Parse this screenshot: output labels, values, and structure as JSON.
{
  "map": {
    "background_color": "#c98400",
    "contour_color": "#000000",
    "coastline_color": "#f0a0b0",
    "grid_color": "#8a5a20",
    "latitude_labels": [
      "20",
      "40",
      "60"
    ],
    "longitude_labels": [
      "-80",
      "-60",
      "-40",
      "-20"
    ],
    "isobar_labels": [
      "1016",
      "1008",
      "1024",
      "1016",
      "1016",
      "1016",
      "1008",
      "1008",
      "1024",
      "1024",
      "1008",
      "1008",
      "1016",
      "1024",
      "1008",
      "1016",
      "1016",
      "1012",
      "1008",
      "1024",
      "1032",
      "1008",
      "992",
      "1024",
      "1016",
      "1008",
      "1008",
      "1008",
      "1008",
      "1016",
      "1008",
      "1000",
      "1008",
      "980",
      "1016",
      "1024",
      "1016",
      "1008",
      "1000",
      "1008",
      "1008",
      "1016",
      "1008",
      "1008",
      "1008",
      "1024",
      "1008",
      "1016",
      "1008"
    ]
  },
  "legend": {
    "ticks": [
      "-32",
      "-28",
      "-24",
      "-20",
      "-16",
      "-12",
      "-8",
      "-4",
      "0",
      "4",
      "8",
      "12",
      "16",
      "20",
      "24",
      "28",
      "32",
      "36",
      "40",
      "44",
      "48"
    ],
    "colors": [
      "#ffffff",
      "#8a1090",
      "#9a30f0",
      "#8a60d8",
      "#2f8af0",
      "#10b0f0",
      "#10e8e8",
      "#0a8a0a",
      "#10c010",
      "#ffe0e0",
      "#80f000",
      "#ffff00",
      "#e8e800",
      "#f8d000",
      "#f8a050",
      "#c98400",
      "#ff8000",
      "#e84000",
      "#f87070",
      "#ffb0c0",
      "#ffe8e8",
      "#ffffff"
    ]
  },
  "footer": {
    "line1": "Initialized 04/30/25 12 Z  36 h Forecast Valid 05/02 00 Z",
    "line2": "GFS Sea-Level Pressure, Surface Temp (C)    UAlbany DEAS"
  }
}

=== YOUR INSTRUCTIONS ===
Retype all the records, matching them exactly.

=== CORRECT ANSWER ===
Parse this screenshot: output labels, values, and structure as JSON.
{
  "map": {
    "background_color": "#c98400",
    "contour_color": "#000000",
    "coastline_color": "#f0a0b0",
    "grid_color": "#8a5a20",
    "latitude_labels": [
      "20",
      "40",
      "60"
    ],
    "longitude_labels": [
      "-80",
      "-60",
      "-40",
      "-20"
    ],
    "isobar_labels": [
      "1016",
      "1008",
      "1024",
      "1016",
      "1016",
      "1016",
      "1008",
      "1008",
      "1024",
      "1024",
      "1008",
      "1008",
      "1016",
      "1024",
      "1008",
      "1016",
      "1016",
      "1012",
      "1008",
      "1024",
      "1032",
      "1008",
      "992",
      "1024",
      "1016",
      "1008",
      "1008",
      "1008",
      "1008",
      "1016",
      "1008",
      "1000",
      "1008",
      "980",
      "1016",
      "1024",
      "1016",
      "1008",
      "1000",
      "1008",
      "1008",
      "1016",
      "1008",
      "1008",
      "1008",
      "1024",
      "1008",
      "1016",
      "1008"
    ]
  },
  "legend": {
    "ticks": [
      "-32",
      "-28",
      "-24",
      "-20",
      "-16",
      "-12",
      "-8",
      "-4",
      "0",
      "4",
      "8",
      "12",
      "16",
      "20",
      "24",
      "28",
      "32",
      "36",
      "40",
      "44",
      "48"
    ],
    "colors": [
      "#ffffff",
      "#8a1090",
      "#9a30f0",
      "#8a60d8",
      "#2f8af0",
      "#10b0f0",
      "#10e8e8",
      "#0a8a0a",
      "#10c010",
      "#ffe0e0",
      "#80f000",
      "#ffff00",
      "#e8e800",
      "#f8d000",
      "#f8a050",
      "#c98400",
      "#ff8000",
      "#e84000",
      "#f87070",
      "#ffb0c0",
      "#ffe8e8",
      "#ffffff"
    ]
  },
  "footer": {
    "line1": "Initialized 04/30/25 12 Z  36 h Forecast Valid 05/02 00 Z",
    "line2": "GFS Sea-Level Pressure, Surface Temp (C)    UAlbany DEAS"
  }
}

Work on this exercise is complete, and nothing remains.